▶ Provided passage

The First Step in Creating a Successful Business

Successful Business blueprints and 3-D chartBy now you know how important it is to create your business goals, strategies and plans as the precursor to taking action. But there is something that comes before all that; it’s your business Vision.

Think of it as if you were going to create a painting or build a house. You would envision what the end result would look like. You’d know what you are going to create before you started. You’d think through the details. The same is true in building the business you want; one that will satisfy your needs and fulfill your dreams. So how do you get started with that?

▶ Dataset rows

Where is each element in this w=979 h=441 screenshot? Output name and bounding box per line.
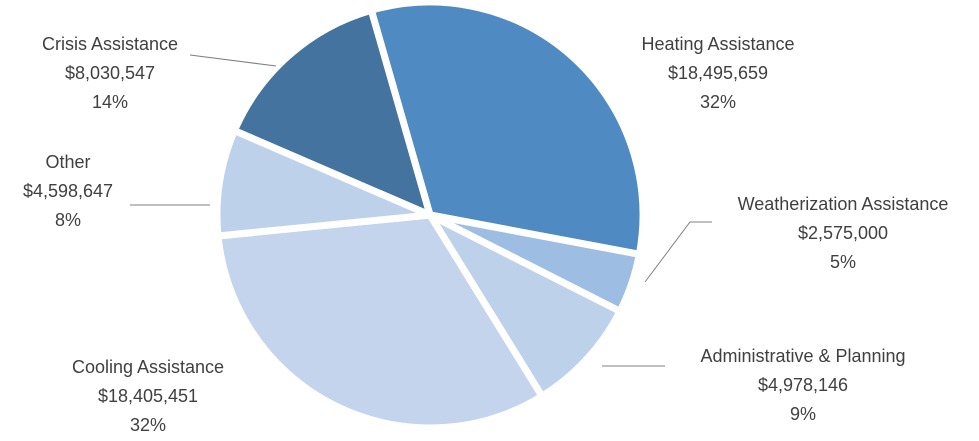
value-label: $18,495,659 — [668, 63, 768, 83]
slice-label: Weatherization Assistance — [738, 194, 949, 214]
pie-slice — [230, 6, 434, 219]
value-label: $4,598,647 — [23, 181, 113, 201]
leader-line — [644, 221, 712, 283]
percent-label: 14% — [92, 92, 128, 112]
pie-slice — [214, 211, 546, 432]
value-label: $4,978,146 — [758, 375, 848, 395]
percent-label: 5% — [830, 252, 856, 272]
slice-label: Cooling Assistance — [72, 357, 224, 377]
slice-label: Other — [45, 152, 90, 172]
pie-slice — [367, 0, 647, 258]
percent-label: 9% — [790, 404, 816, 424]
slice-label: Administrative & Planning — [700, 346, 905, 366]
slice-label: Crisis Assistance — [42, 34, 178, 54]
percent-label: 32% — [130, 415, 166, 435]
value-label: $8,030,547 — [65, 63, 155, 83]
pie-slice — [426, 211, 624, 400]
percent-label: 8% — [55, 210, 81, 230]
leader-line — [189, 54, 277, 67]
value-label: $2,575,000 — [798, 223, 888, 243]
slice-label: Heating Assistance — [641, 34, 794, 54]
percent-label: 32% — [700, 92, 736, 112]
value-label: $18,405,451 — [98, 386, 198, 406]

--

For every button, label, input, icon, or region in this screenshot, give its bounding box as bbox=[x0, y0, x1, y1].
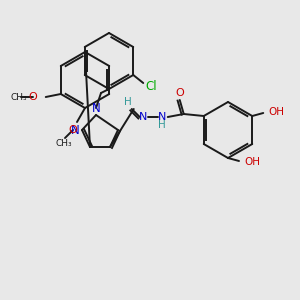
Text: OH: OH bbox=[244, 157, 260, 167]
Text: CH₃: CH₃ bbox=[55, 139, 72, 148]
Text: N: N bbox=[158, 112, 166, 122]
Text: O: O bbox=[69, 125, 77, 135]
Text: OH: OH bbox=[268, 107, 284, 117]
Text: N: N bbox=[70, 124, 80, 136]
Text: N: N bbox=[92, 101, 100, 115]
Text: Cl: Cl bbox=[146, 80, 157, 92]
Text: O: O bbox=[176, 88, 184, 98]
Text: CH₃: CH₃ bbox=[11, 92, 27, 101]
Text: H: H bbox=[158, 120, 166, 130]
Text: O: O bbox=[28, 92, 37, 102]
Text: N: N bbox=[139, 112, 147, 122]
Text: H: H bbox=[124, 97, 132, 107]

▶ Work instructions
a – From the text on creating a successful business, output the part between "Think of it" and "started with that?", inclusive, copied word for word.
b – Answer these questions using the text on creating a successful business:
(i) According to the text, what comes before creating business goals, strategies and plans?
(ii) What two activities does the text use as comparisons for envisioning an end result?
c – Rewrite the paragraph beginning "Think of it as if" from the text on creating a successful business as a shorter list that keeps its main facts.

▶ Final results
a –
Think of it as if you were going to create a painting or build a house. You would envision what the end result would look like. You’d know what you are going to create before you started. You’d think through the details. The same is true in building the business you want; one that will satisfy your needs and fulfill your dreams. So how do you get started with that?

b –
(i) Your business Vision.
(ii) Creating a painting and building a house.

c –
- Compare it to creating a painting or building a house.
- In those cases, you would picture the end result and know what you are making before you began.
- You would think through the details.
- Building the business you want works the same way: a business that meets your needs and fulfills your dreams.
- The question is how to get started with that.